**** 原文抜粋

ブローニュの犬
パリには隣接した森が2つある。東がヴァンセンヌで西がブローニュ。
犬を連れて夫の実家へ行くときは、ブローニュの森へよく散歩に出かける。
実家からは徒歩でも行けるが、なにせ森は広い。ほどよく開けた場所まで車で行くことが多い。
森の中でもミアのお気に入りは池のほとり。ジョギングやウォーキングを楽しむ人に混じって犬を連れた人も多くいる。
くるっと一周回って程よく運動をした後は、カフェ併設の売店へ立ち寄り、遊べそうな犬がいたら遊ぶし、コワモテ犬や吠えまくる小型犬しかいない場合はスルーして立ち去る。
カラッと天気の良い日に緑に囲まれた広い森を歩くと最高に気持ちがいい。
最高じゃん。
最高よ。
だが悲しいかな、現実のパリの天気は南仏ほど好天気続きではない。
春先秋口、いつも雨が降っている。冬は暗い雲に覆われっぱなしで地面はいつも湿っている。
そんな日に森へ行くと、当然ぬかるみだらけで足元がビックリするほどドロドロになる。散歩前と後で靴の重さが明らかに違うのは、粘着質の泥が靴にベットリとへばりつくからだ。
当然歩いているだけで犬も泥だらけになる。
まあ犬は嬉しそうに走り回っているからいいのだが、飼い主としては泥色に変色した犬を車に乗せて家に連れて帰ることを躊躇しないわけにはいかない。
うわぁ〜ドロドロやん。
ひゃ〜デロデロやん。
うわっちゃ〜やったなこりゃ。
どこでもドアで風呂場へ直行したいよぉ、ドラえも〜ん!

********
**** 記録データ

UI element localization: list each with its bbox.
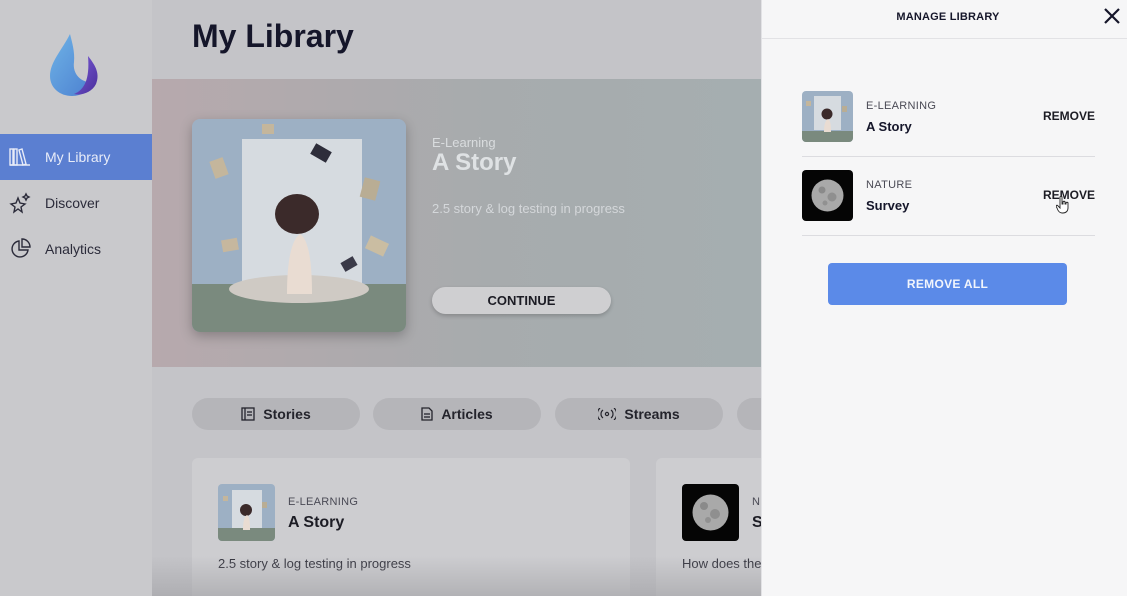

********

原文抜粋に基づき、次の問いに答えよ。
1. パリに隣接する2つの森のうち、東側にある森の名称は何か。
2. 森の中でミアのお気に入りの場所はどこか。
3. 散歩の前後で靴の重さが明らかに違う理由として何が述べられているか。
記録データの各行は原文抜粋とは無関係である。

▶ [演習解答]
1. ヴァンセンヌ
2. 池のほとり
3. 粘着質の泥が靴にベットリとへばりつくため。